### What is expected
From the records, pick out and copy each line containing "color".

Items listed in a dataset
-------
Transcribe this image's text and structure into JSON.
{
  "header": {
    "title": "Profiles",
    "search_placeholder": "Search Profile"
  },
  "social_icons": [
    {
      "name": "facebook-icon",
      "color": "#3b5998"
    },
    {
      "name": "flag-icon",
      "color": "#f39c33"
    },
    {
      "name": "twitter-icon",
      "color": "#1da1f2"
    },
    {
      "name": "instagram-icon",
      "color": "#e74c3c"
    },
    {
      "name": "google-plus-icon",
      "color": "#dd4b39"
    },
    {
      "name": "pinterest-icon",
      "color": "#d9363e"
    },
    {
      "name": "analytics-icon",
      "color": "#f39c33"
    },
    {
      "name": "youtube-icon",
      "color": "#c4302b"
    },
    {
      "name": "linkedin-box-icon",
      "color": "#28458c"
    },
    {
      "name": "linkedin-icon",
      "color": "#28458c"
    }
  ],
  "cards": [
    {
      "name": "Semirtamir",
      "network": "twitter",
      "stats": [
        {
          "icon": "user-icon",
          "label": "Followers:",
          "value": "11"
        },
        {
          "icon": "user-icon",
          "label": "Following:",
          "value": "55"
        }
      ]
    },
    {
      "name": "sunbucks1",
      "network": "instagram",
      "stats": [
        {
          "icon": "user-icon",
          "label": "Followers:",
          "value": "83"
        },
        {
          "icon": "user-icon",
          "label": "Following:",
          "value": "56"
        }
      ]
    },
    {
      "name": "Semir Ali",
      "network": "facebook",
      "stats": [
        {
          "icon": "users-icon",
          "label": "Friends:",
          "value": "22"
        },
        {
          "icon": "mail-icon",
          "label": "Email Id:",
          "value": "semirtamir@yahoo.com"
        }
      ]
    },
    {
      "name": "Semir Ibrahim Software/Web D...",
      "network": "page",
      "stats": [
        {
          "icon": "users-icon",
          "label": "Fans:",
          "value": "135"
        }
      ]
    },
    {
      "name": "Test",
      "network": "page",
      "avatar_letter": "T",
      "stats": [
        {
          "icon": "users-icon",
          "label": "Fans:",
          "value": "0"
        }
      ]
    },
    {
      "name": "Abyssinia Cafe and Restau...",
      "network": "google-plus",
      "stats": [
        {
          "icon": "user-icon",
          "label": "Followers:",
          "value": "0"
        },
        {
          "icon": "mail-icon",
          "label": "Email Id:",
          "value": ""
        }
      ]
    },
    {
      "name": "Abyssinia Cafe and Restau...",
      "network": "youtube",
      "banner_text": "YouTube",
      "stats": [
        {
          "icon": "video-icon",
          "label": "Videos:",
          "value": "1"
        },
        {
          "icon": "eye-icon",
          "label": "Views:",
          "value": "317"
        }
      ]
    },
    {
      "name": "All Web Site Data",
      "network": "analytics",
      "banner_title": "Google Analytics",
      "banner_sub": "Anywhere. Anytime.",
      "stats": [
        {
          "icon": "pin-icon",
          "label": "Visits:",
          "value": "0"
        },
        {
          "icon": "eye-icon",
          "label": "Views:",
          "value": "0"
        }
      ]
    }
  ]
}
-------
### Solution
      "color": "#3b5998"
      "color": "#f39c33"
      "color": "#1da1f2"
      "color": "#e74c3c"
      "color": "#dd4b39"
      "color": "#d9363e"
      "color": "#f39c33"
      "color": "#c4302b"
      "color": "#28458c"
      "color": "#28458c"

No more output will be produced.